§ RECORDS PROVIDED:
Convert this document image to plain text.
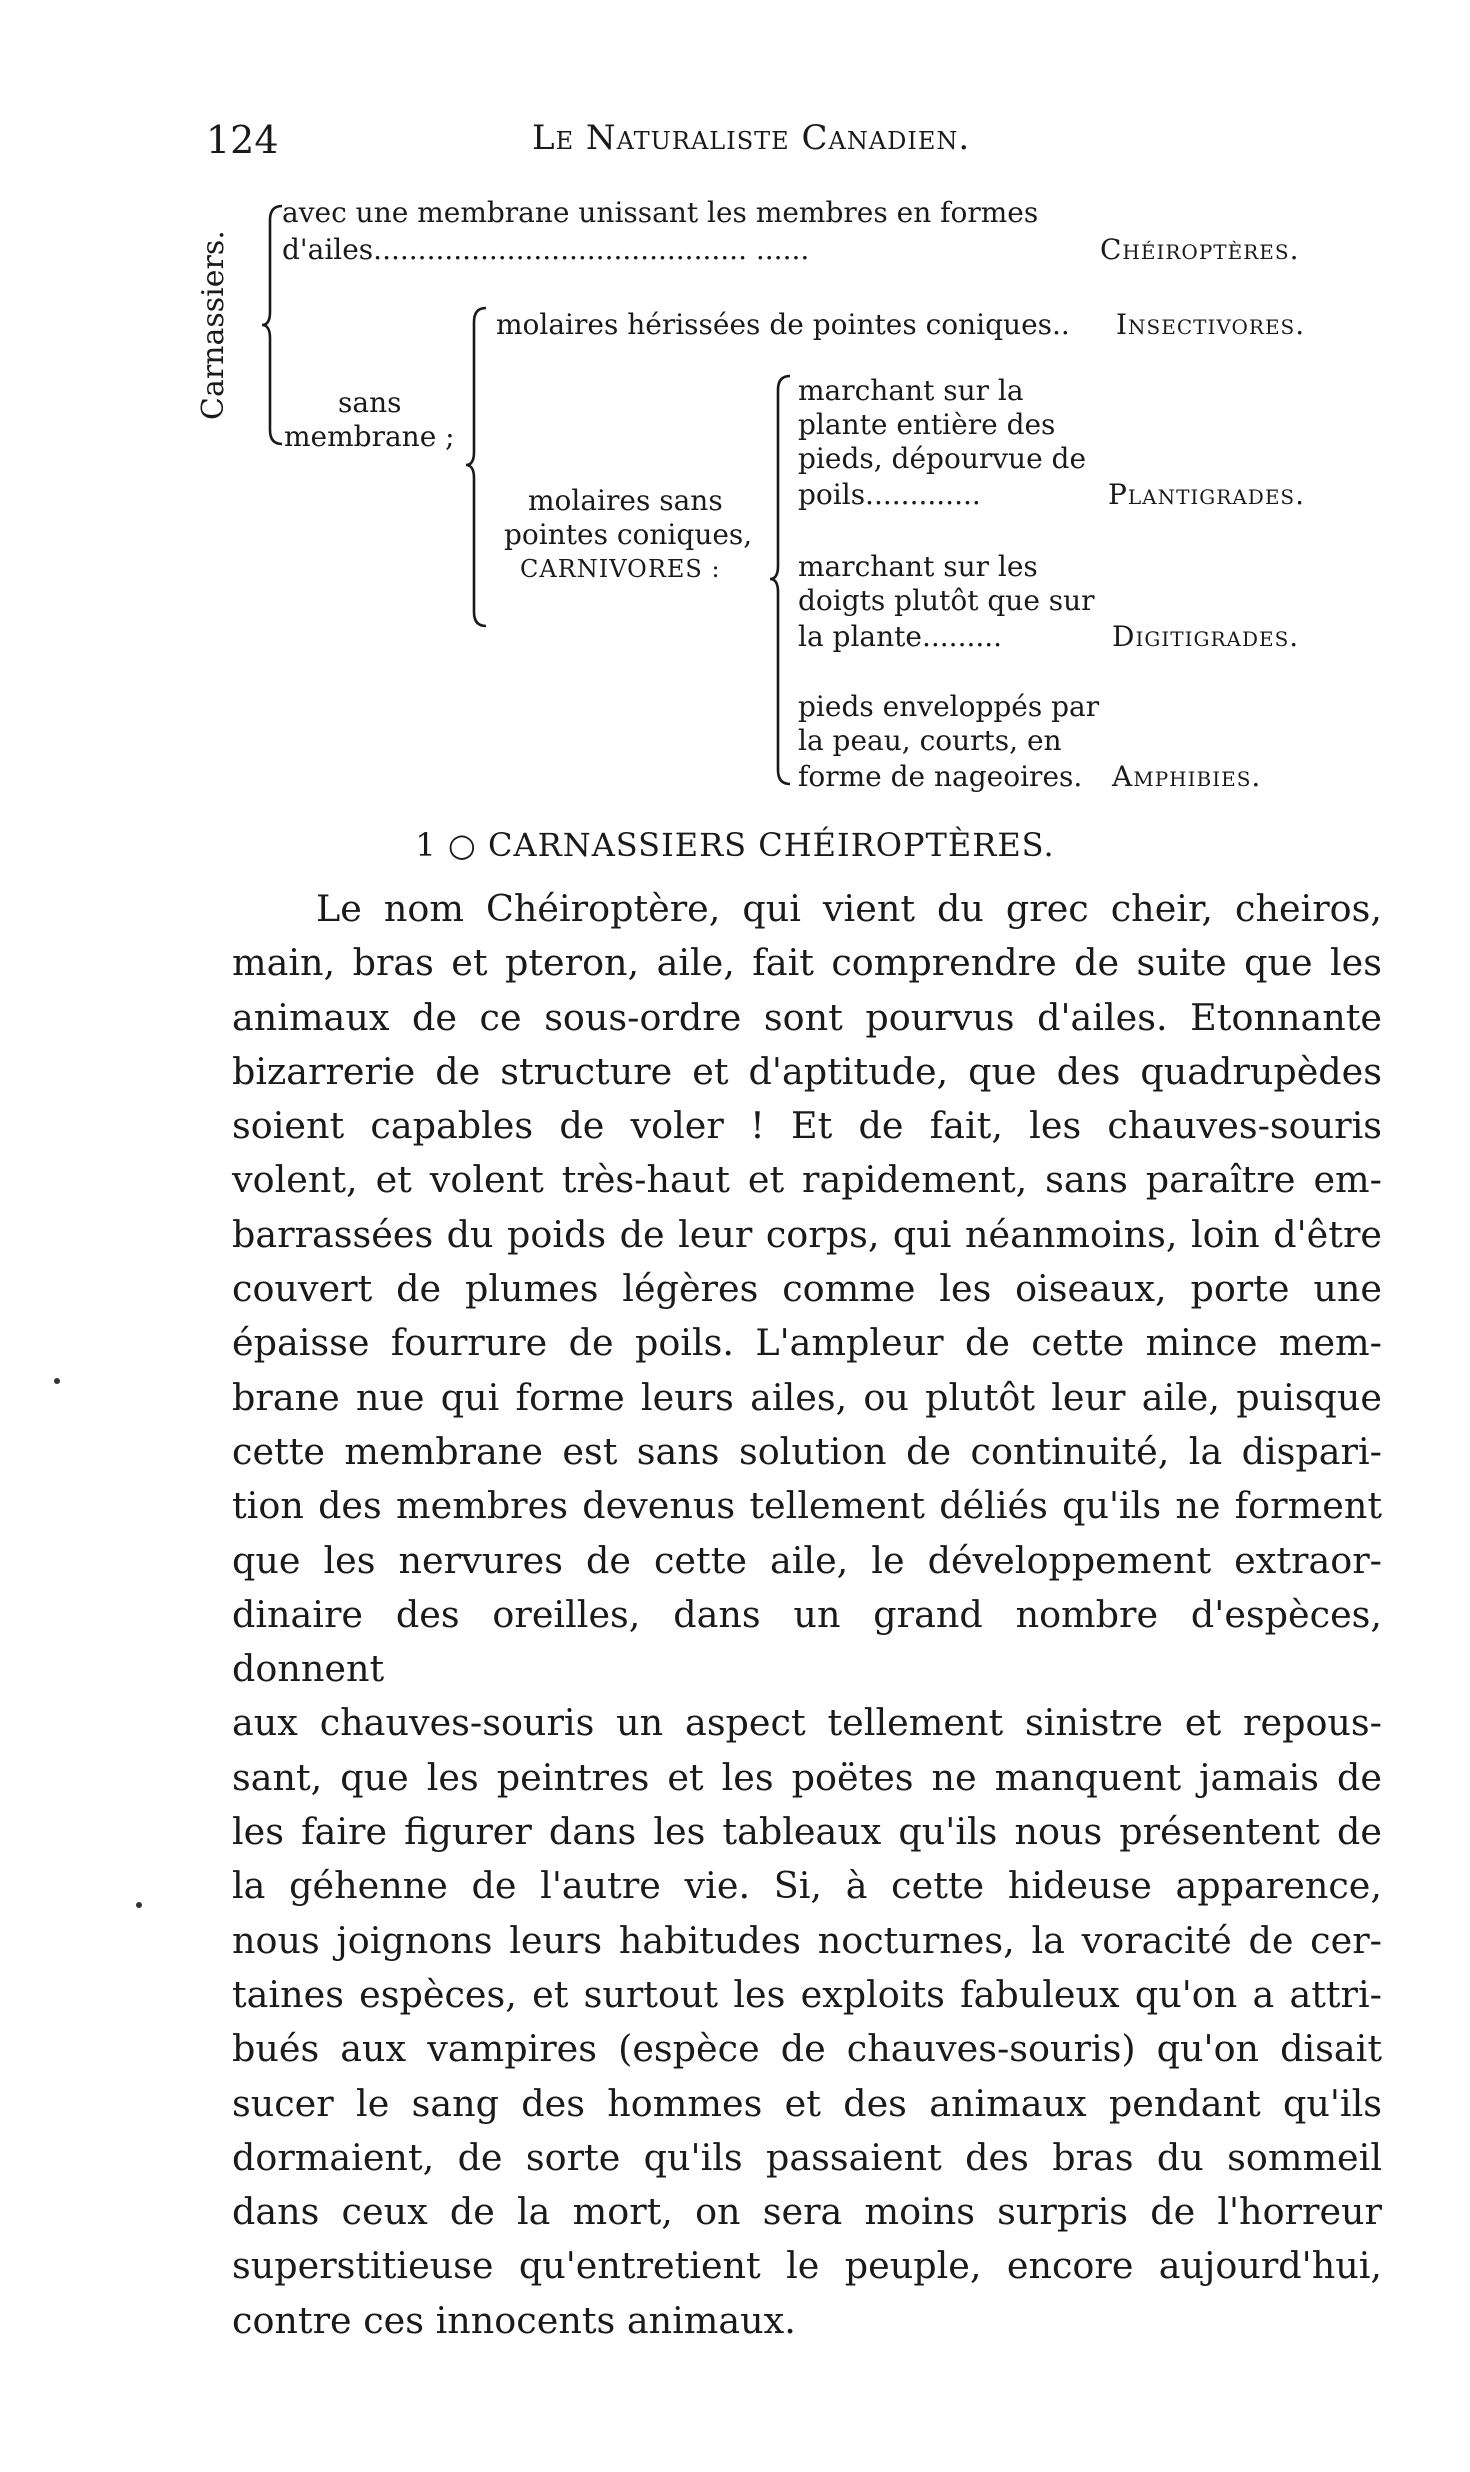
124	Le Naturaliste Canadien.
Carnassiers.
avec une membrane unissant les membres en formes
d'ailes.......................................... ......	Chéiroptères.
sans
membrane ;
molaires hérissées de pointes coniques.. Insectivores.
molaires sans
pointes coniques,
CARNIVORES :
marchant sur la
plante entière des
pieds, dépourvue de
poils.............	Plantigrades.
marchant sur les
doigts plutôt que sur
la plante.........	Digitigrades.
pieds enveloppés par
la peau, courts, en
forme de nageoires. Amphibies.
1 ○ CARNASSIERS CHÉIROPTÈRES.
Le nom Chéiroptère, qui vient du grec cheir, cheiros,
main, bras et pteron, aile, fait comprendre de suite que les
animaux de ce sous-ordre sont pourvus d'ailes. Etonnante
bizarrerie de structure et d'aptitude, que des quadrupèdes
soient capables de voler ! Et de fait, les chauves-souris
volent, et volent très-haut et rapidement, sans paraître em-
barrassées du poids de leur corps, qui néanmoins, loin d'être
couvert de plumes légères comme les oiseaux, porte une
épaisse fourrure de poils. L'ampleur de cette mince mem-
brane nue qui forme leurs ailes, ou plutôt leur aile, puisque
cette membrane est sans solution de continuité, la dispari-
tion des membres devenus tellement déliés qu'ils ne forment
que les nervures de cette aile, le développement extraor-
dinaire des oreilles, dans un grand nombre d'espèces, donnent
aux chauves-souris un aspect tellement sinistre et repous-
sant, que les peintres et les poëtes ne manquent jamais de
les faire figurer dans les tableaux qu'ils nous présentent de
la géhenne de l'autre vie. Si, à cette hideuse apparence,
nous joignons leurs habitudes nocturnes, la voracité de cer-
taines espèces, et surtout les exploits fabuleux qu'on a attri-
bués aux vampires (espèce de chauves-souris) qu'on disait
sucer le sang des hommes et des animaux pendant qu'ils
dormaient, de sorte qu'ils passaient des bras du sommeil
dans ceux de la mort, on sera moins surpris de l'horreur
superstitieuse qu'entretient le peuple, encore aujourd'hui,
contre ces innocents animaux.
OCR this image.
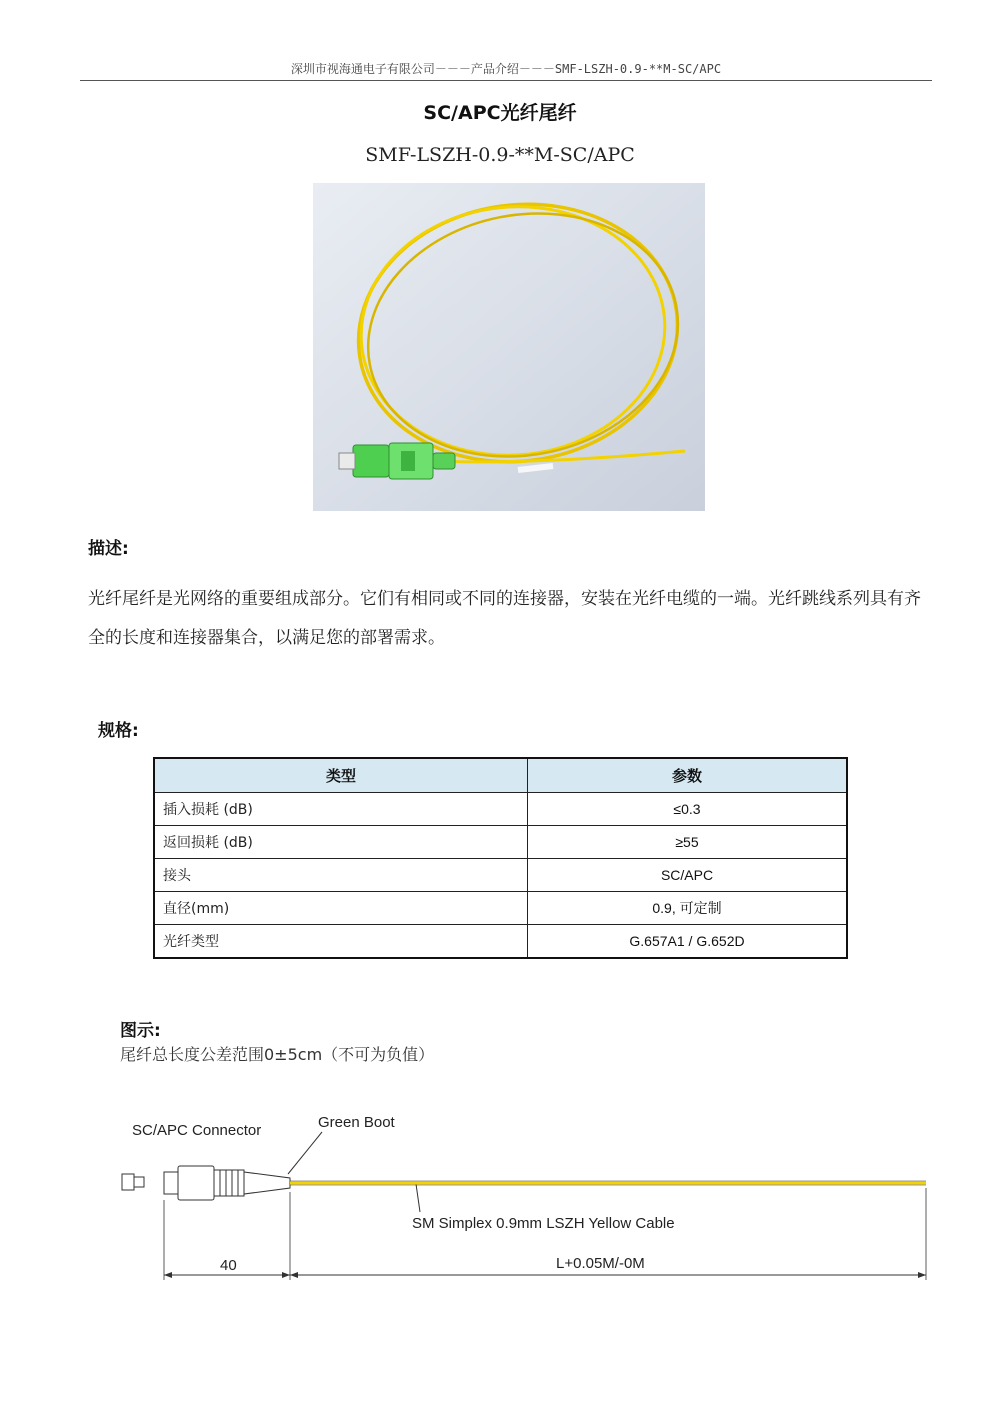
深圳市视海通电子有限公司－－－产品介绍－－－SMF-LSZH-0.9-**M-SC/APC
SC/APC光纤尾纤
SMF-LSZH-0.9-**M-SC/APC
描述:
光纤尾纤是光网络的重要组成部分。它们有相同或不同的连接器，安装在光纤电缆的一端。光纤跳线系列具有齐全的长度和连接器集合，以满足您的部署需求。
规格:
类型	参数
插入损耗 (dB)	≤0.3
返回损耗 (dB)	≥55
接头	SC/APC
直径(mm)	0.9, 可定制
光纤类型	G.657A1 / G.652D
图示:
尾纤总长度公差范围0±5cm（不可为负值）
SC/APC Connector	Green Boot
SM Simplex 0.9mm LSZH Yellow Cable
40	L+0.05M/-0M
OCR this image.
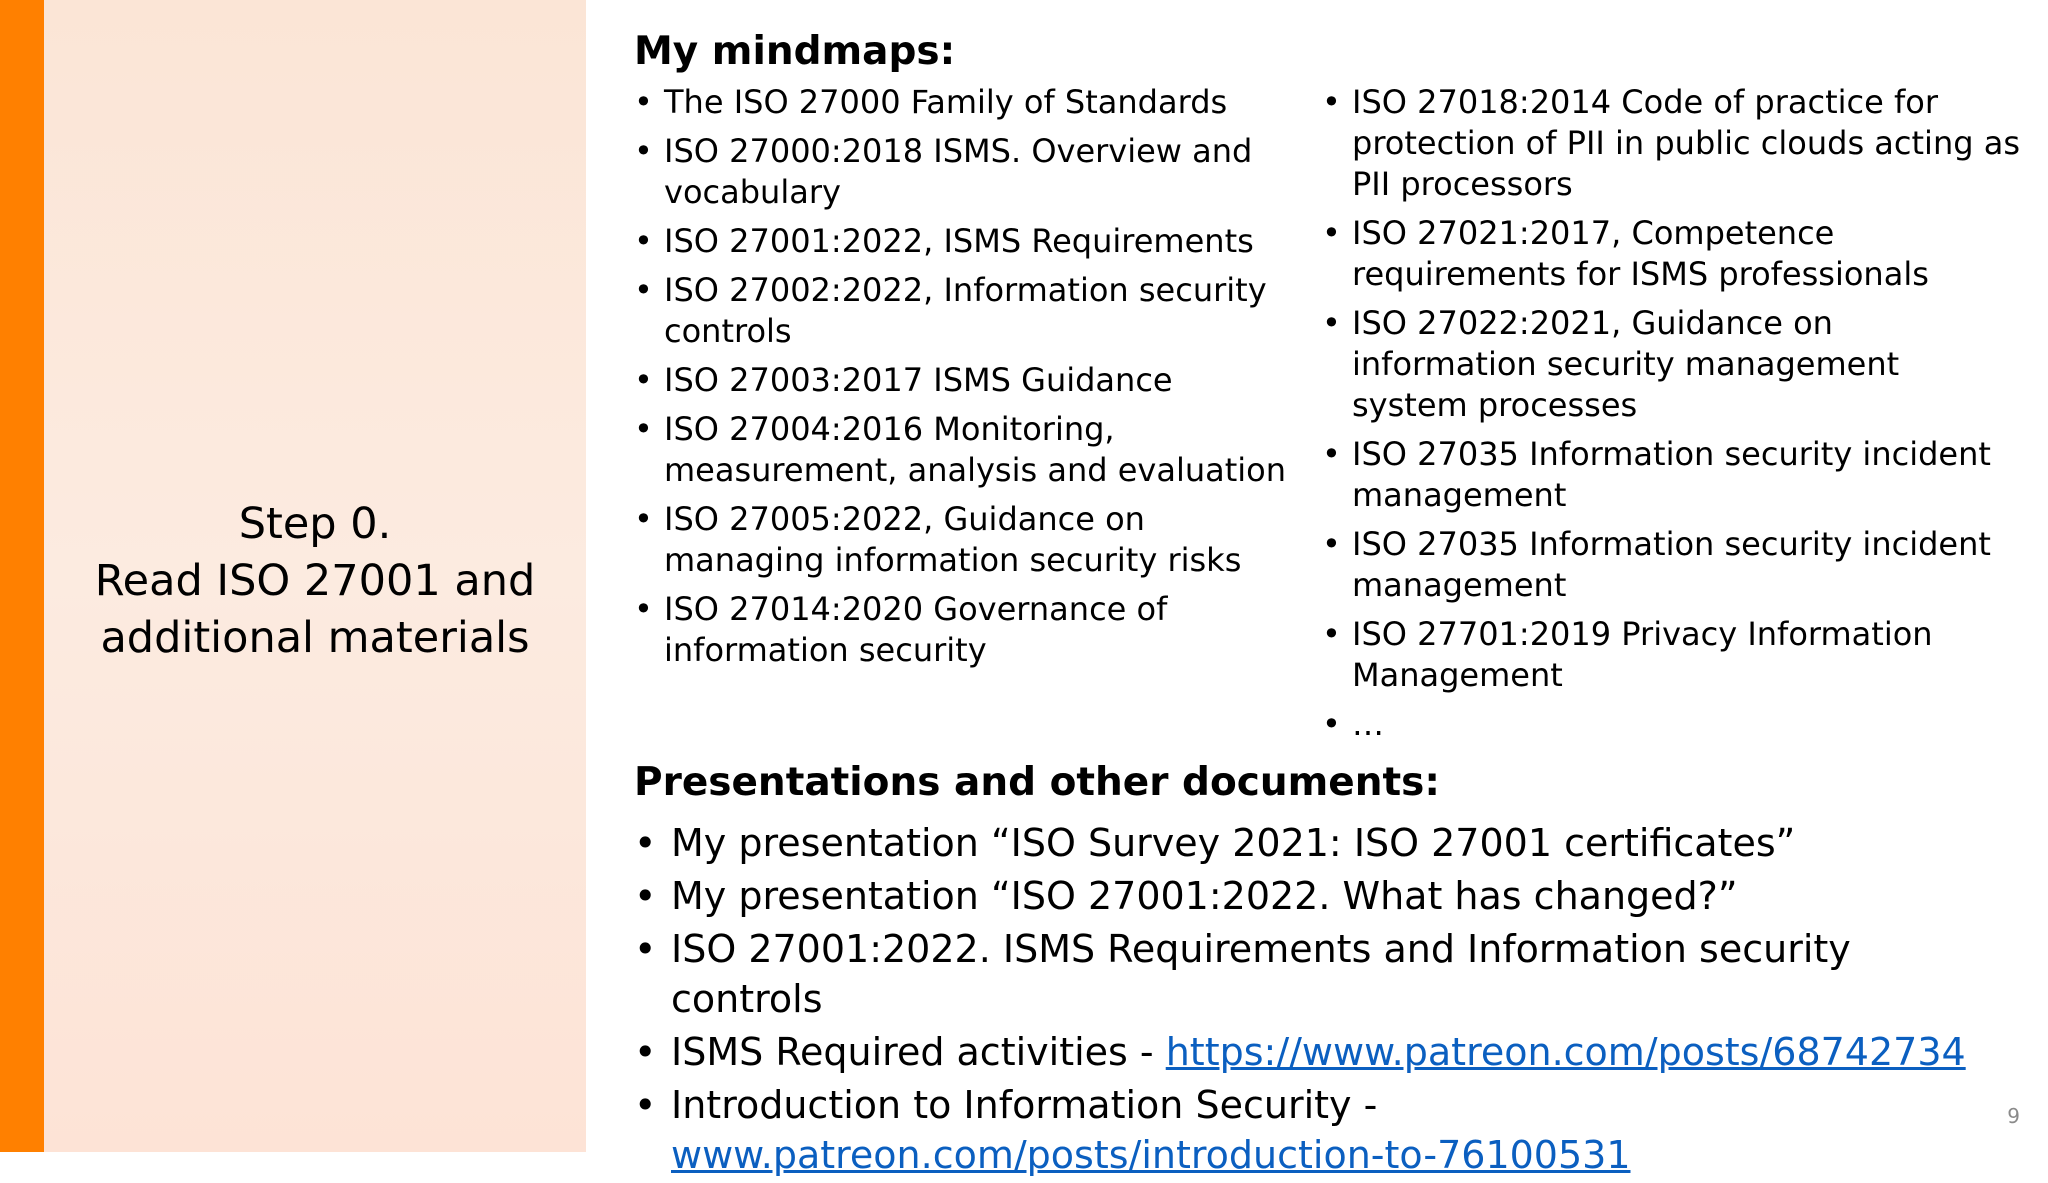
Step 0.
Read ISO 27001 and
additional materials
My mindmaps:
• The ISO 27000 Family of Standards
• ISO 27000:2018 ISMS. Overview and vocabulary
• ISO 27001:2022, ISMS Requirements
• ISO 27002:2022, Information security controls
• ISO 27003:2017 ISMS Guidance
• ISO 27004:2016 Monitoring, measurement, analysis and evaluation
• ISO 27005:2022, Guidance on managing information security risks
• ISO 27014:2020 Governance of information security
• ISO 27018:2014 Code of practice for protection of PII in public clouds acting as PII processors
• ISO 27021:2017, Competence requirements for ISMS professionals
• ISO 27022:2021, Guidance on information security management system processes
• ISO 27035 Information security incident management
• ISO 27035 Information security incident management
• ISO 27701:2019 Privacy Information Management
• …
Presentations and other documents:
• My presentation “ISO Survey 2021: ISO 27001 certificates”
• My presentation “ISO 27001:2022. What has changed?”
• ISO 27001:2022. ISMS Requirements and Information security controls
• ISMS Required activities - https://www.patreon.com/posts/68742734
• Introduction to Information Security -
www.patreon.com/posts/introduction-to-76100531
9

§ WRITTEN REQUEST: Select the lines from the entries that include the word "plutôt".

§ TASK RESULT:
doigts plutôt que sur
brane nue qui forme leurs ailes, ou plutôt leur aile, puisque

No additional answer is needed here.